Gather up the lines that contain "Total".

%%

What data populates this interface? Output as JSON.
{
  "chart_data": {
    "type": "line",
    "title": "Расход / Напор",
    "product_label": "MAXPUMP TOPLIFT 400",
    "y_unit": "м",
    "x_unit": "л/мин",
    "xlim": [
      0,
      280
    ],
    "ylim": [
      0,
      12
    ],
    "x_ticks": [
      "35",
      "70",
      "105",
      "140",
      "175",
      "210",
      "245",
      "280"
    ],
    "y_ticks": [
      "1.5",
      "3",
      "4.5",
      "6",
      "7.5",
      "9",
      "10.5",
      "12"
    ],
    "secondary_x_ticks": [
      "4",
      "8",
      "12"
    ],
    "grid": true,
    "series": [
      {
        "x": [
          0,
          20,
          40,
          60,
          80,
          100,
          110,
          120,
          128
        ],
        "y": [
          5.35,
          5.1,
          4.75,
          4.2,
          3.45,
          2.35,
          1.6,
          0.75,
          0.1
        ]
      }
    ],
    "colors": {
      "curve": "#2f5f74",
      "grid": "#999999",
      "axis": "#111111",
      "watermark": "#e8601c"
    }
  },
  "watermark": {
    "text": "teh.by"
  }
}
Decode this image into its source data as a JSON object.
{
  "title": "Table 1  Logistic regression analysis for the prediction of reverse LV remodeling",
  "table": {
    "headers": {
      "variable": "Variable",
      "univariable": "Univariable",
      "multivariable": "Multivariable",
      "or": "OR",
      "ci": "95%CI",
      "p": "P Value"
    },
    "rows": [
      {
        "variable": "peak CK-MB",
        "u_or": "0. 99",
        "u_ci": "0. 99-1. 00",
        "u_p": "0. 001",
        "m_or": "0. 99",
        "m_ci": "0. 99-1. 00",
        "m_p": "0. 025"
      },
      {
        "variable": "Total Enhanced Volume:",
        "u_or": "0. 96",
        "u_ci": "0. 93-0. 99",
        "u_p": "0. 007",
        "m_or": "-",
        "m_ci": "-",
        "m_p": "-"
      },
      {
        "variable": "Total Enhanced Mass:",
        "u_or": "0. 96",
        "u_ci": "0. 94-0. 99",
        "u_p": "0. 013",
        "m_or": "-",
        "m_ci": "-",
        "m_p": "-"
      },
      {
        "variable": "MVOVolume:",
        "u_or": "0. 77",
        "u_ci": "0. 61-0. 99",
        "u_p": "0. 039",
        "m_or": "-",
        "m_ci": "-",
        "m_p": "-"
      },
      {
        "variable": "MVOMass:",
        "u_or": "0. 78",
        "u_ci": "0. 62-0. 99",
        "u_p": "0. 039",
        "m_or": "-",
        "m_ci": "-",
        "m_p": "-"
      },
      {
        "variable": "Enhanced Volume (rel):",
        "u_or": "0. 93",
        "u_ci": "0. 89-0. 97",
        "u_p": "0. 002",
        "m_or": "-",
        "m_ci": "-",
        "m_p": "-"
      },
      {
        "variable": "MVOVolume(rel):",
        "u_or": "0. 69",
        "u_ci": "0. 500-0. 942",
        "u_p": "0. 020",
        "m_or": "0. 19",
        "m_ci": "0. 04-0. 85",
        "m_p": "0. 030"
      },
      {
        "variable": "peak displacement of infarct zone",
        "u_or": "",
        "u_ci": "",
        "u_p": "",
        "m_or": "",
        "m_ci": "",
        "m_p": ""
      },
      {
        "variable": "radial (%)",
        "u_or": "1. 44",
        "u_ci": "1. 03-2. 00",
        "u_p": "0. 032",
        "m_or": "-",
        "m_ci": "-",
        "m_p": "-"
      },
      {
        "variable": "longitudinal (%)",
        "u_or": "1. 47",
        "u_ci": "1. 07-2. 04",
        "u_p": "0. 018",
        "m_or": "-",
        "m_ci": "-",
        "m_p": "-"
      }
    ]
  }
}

%%

* _Final result_
        "variable": "Total Enhanced Volume:",
        "variable": "Total Enhanced Mass:",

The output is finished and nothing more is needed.